REQUEST: Write out the whole listing again, exactly as given.

• • •

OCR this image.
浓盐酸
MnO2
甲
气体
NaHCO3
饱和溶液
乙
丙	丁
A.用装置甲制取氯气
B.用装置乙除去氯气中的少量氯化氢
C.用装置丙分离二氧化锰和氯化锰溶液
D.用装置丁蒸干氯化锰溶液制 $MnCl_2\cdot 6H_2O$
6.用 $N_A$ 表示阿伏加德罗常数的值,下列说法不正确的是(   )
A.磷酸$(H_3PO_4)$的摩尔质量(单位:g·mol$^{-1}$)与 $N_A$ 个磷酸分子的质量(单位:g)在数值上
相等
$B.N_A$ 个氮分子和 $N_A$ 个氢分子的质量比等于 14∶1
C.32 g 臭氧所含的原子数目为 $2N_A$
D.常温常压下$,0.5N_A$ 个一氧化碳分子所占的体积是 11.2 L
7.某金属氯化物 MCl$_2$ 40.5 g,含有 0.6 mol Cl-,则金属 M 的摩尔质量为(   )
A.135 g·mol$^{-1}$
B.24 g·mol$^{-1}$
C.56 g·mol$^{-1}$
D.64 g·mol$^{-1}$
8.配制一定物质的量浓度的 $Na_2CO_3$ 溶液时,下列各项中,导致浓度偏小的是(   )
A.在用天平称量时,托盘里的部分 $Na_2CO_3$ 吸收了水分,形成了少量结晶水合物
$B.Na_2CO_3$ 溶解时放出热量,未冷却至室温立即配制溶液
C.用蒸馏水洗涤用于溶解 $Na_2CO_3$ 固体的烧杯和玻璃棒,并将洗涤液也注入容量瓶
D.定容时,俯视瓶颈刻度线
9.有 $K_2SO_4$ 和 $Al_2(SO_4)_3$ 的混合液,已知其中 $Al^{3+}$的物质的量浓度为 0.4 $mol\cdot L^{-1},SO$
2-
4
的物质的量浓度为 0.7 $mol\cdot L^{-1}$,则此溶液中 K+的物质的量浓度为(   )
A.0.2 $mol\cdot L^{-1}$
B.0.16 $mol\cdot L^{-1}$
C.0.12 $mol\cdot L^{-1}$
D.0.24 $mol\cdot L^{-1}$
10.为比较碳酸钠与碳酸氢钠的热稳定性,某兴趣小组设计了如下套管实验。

• • •

WRITTEN REPLY:
OCR this image.
浓盐酸
MnO2
甲
气体
NaHCO3
饱和溶液
乙
丙	丁
A.用装置甲制取氯气
B.用装置乙除去氯气中的少量氯化氢
C.用装置丙分离二氧化锰和氯化锰溶液
D.用装置丁蒸干氯化锰溶液制 $MnCl_2\cdot 6H_2O$
6.用 $N_A$ 表示阿伏加德罗常数的值,下列说法不正确的是(   )
A.磷酸$(H_3PO_4)$的摩尔质量(单位:g·mol$^{-1}$)与 $N_A$ 个磷酸分子的质量(单位:g)在数值上
相等
$B.N_A$ 个氮分子和 $N_A$ 个氢分子的质量比等于 14∶1
C.32 g 臭氧所含的原子数目为 $2N_A$
D.常温常压下$,0.5N_A$ 个一氧化碳分子所占的体积是 11.2 L
7.某金属氯化物 MCl$_2$ 40.5 g,含有 0.6 mol Cl-,则金属 M 的摩尔质量为(   )
A.135 g·mol$^{-1}$
B.24 g·mol$^{-1}$
C.56 g·mol$^{-1}$
D.64 g·mol$^{-1}$
8.配制一定物质的量浓度的 $Na_2CO_3$ 溶液时,下列各项中,导致浓度偏小的是(   )
A.在用天平称量时,托盘里的部分 $Na_2CO_3$ 吸收了水分,形成了少量结晶水合物
$B.Na_2CO_3$ 溶解时放出热量,未冷却至室温立即配制溶液
C.用蒸馏水洗涤用于溶解 $Na_2CO_3$ 固体的烧杯和玻璃棒,并将洗涤液也注入容量瓶
D.定容时,俯视瓶颈刻度线
9.有 $K_2SO_4$ 和 $Al_2(SO_4)_3$ 的混合液,已知其中 $Al^{3+}$的物质的量浓度为 0.4 $mol\cdot L^{-1},SO$
2-
4
的物质的量浓度为 0.7 $mol\cdot L^{-1}$,则此溶液中 K+的物质的量浓度为(   )
A.0.2 $mol\cdot L^{-1}$
B.0.16 $mol\cdot L^{-1}$
C.0.12 $mol\cdot L^{-1}$
D.0.24 $mol\cdot L^{-1}$
10.为比较碳酸钠与碳酸氢钠的热稳定性,某兴趣小组设计了如下套管实验。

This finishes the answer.